■ AIM OF THE TASK ■
Copy out the entries exactly, from the first line to the last.

--- INFORMATION SHOWN ---

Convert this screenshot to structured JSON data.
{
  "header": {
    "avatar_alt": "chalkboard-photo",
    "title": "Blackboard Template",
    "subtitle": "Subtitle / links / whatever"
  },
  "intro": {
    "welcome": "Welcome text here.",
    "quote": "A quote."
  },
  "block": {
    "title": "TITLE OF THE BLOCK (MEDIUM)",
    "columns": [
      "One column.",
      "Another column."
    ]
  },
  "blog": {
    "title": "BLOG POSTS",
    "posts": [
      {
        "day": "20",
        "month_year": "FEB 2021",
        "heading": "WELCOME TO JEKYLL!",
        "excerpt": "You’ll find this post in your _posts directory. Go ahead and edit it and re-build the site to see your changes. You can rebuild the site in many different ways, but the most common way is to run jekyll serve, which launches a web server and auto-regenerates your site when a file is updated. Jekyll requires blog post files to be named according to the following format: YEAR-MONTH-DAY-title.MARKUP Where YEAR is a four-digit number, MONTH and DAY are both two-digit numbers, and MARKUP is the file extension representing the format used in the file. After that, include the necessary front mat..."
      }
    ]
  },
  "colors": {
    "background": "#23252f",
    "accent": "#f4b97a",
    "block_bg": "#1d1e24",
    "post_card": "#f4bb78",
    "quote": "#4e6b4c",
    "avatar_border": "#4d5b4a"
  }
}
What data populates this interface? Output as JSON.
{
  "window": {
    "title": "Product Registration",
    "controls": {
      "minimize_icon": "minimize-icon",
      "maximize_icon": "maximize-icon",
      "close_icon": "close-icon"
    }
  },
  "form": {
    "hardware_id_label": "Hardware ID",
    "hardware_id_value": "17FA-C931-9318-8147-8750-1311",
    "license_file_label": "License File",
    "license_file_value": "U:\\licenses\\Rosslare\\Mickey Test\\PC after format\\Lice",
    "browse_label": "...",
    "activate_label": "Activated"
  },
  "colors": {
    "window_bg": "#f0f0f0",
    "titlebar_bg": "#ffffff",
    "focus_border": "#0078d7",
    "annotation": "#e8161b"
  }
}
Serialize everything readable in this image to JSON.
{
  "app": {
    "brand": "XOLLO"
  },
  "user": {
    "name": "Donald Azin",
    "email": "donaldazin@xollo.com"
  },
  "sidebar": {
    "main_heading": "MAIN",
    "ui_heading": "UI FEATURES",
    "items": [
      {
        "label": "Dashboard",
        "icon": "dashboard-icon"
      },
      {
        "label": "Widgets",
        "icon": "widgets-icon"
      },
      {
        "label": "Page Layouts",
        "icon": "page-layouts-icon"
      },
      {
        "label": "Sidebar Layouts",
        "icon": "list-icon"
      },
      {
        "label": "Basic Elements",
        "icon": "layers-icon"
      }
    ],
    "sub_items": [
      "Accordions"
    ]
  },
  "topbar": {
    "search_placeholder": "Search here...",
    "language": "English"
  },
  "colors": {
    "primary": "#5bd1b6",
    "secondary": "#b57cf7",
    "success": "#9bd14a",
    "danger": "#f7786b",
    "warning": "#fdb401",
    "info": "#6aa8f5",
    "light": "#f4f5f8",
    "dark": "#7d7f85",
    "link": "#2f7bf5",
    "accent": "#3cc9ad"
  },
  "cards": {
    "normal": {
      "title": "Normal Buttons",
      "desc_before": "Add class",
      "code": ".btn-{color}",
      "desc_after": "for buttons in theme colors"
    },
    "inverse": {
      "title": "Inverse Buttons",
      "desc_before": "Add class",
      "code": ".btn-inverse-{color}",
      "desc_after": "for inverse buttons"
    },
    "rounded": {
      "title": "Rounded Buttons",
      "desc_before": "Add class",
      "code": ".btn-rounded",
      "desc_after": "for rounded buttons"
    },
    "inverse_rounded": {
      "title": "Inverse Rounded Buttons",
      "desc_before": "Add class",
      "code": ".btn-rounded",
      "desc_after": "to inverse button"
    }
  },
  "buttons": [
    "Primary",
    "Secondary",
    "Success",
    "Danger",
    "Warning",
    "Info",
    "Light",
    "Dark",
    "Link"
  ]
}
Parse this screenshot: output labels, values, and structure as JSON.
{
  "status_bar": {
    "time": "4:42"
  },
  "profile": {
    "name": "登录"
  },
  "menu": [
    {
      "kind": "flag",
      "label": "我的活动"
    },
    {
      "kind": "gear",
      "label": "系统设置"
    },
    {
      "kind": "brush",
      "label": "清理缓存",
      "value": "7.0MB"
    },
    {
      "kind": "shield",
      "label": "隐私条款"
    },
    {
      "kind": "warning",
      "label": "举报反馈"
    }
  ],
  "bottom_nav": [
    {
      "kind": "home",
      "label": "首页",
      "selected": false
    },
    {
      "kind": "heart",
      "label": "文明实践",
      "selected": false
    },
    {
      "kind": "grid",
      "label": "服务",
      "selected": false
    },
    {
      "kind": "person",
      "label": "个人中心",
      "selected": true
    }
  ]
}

---

■ WRITTEN RESPONSE ■
Convert this screenshot to structured JSON data.
{
  "header": {
    "avatar_alt": "chalkboard-photo",
    "title": "Blackboard Template",
    "subtitle": "Subtitle / links / whatever"
  },
  "intro": {
    "welcome": "Welcome text here.",
    "quote": "A quote."
  },
  "block": {
    "title": "TITLE OF THE BLOCK (MEDIUM)",
    "columns": [
      "One column.",
      "Another column."
    ]
  },
  "blog": {
    "title": "BLOG POSTS",
    "posts": [
      {
        "day": "20",
        "month_year": "FEB 2021",
        "heading": "WELCOME TO JEKYLL!",
        "excerpt": "You’ll find this post in your _posts directory. Go ahead and edit it and re-build the site to see your changes. You can rebuild the site in many different ways, but the most common way is to run jekyll serve, which launches a web server and auto-regenerates your site when a file is updated. Jekyll requires blog post files to be named according to the following format: YEAR-MONTH-DAY-title.MARKUP Where YEAR is a four-digit number, MONTH and DAY are both two-digit numbers, and MARKUP is the file extension representing the format used in the file. After that, include the necessary front mat..."
      }
    ]
  },
  "colors": {
    "background": "#23252f",
    "accent": "#f4b97a",
    "block_bg": "#1d1e24",
    "post_card": "#f4bb78",
    "quote": "#4e6b4c",
    "avatar_border": "#4d5b4a"
  }
}
What data populates this interface? Output as JSON.
{
  "window": {
    "title": "Product Registration",
    "controls": {
      "minimize_icon": "minimize-icon",
      "maximize_icon": "maximize-icon",
      "close_icon": "close-icon"
    }
  },
  "form": {
    "hardware_id_label": "Hardware ID",
    "hardware_id_value": "17FA-C931-9318-8147-8750-1311",
    "license_file_label": "License File",
    "license_file_value": "U:\\licenses\\Rosslare\\Mickey Test\\PC after format\\Lice",
    "browse_label": "...",
    "activate_label": "Activated"
  },
  "colors": {
    "window_bg": "#f0f0f0",
    "titlebar_bg": "#ffffff",
    "focus_border": "#0078d7",
    "annotation": "#e8161b"
  }
}
Serialize everything readable in this image to JSON.
{
  "app": {
    "brand": "XOLLO"
  },
  "user": {
    "name": "Donald Azin",
    "email": "donaldazin@xollo.com"
  },
  "sidebar": {
    "main_heading": "MAIN",
    "ui_heading": "UI FEATURES",
    "items": [
      {
        "label": "Dashboard",
        "icon": "dashboard-icon"
      },
      {
        "label": "Widgets",
        "icon": "widgets-icon"
      },
      {
        "label": "Page Layouts",
        "icon": "page-layouts-icon"
      },
      {
        "label": "Sidebar Layouts",
        "icon": "list-icon"
      },
      {
        "label": "Basic Elements",
        "icon": "layers-icon"
      }
    ],
    "sub_items": [
      "Accordions"
    ]
  },
  "topbar": {
    "search_placeholder": "Search here...",
    "language": "English"
  },
  "colors": {
    "primary": "#5bd1b6",
    "secondary": "#b57cf7",
    "success": "#9bd14a",
    "danger": "#f7786b",
    "warning": "#fdb401",
    "info": "#6aa8f5",
    "light": "#f4f5f8",
    "dark": "#7d7f85",
    "link": "#2f7bf5",
    "accent": "#3cc9ad"
  },
  "cards": {
    "normal": {
      "title": "Normal Buttons",
      "desc_before": "Add class",
      "code": ".btn-{color}",
      "desc_after": "for buttons in theme colors"
    },
    "inverse": {
      "title": "Inverse Buttons",
      "desc_before": "Add class",
      "code": ".btn-inverse-{color}",
      "desc_after": "for inverse buttons"
    },
    "rounded": {
      "title": "Rounded Buttons",
      "desc_before": "Add class",
      "code": ".btn-rounded",
      "desc_after": "for rounded buttons"
    },
    "inverse_rounded": {
      "title": "Inverse Rounded Buttons",
      "desc_before": "Add class",
      "code": ".btn-rounded",
      "desc_after": "to inverse button"
    }
  },
  "buttons": [
    "Primary",
    "Secondary",
    "Success",
    "Danger",
    "Warning",
    "Info",
    "Light",
    "Dark",
    "Link"
  ]
}
Parse this screenshot: output labels, values, and structure as JSON.
{
  "status_bar": {
    "time": "4:42"
  },
  "profile": {
    "name": "登录"
  },
  "menu": [
    {
      "kind": "flag",
      "label": "我的活动"
    },
    {
      "kind": "gear",
      "label": "系统设置"
    },
    {
      "kind": "brush",
      "label": "清理缓存",
      "value": "7.0MB"
    },
    {
      "kind": "shield",
      "label": "隐私条款"
    },
    {
      "kind": "warning",
      "label": "举报反馈"
    }
  ],
  "bottom_nav": [
    {
      "kind": "home",
      "label": "首页",
      "selected": false
    },
    {
      "kind": "heart",
      "label": "文明实践",
      "selected": false
    },
    {
      "kind": "grid",
      "label": "服务",
      "selected": false
    },
    {
      "kind": "person",
      "label": "个人中心",
      "selected": true
    }
  ]
}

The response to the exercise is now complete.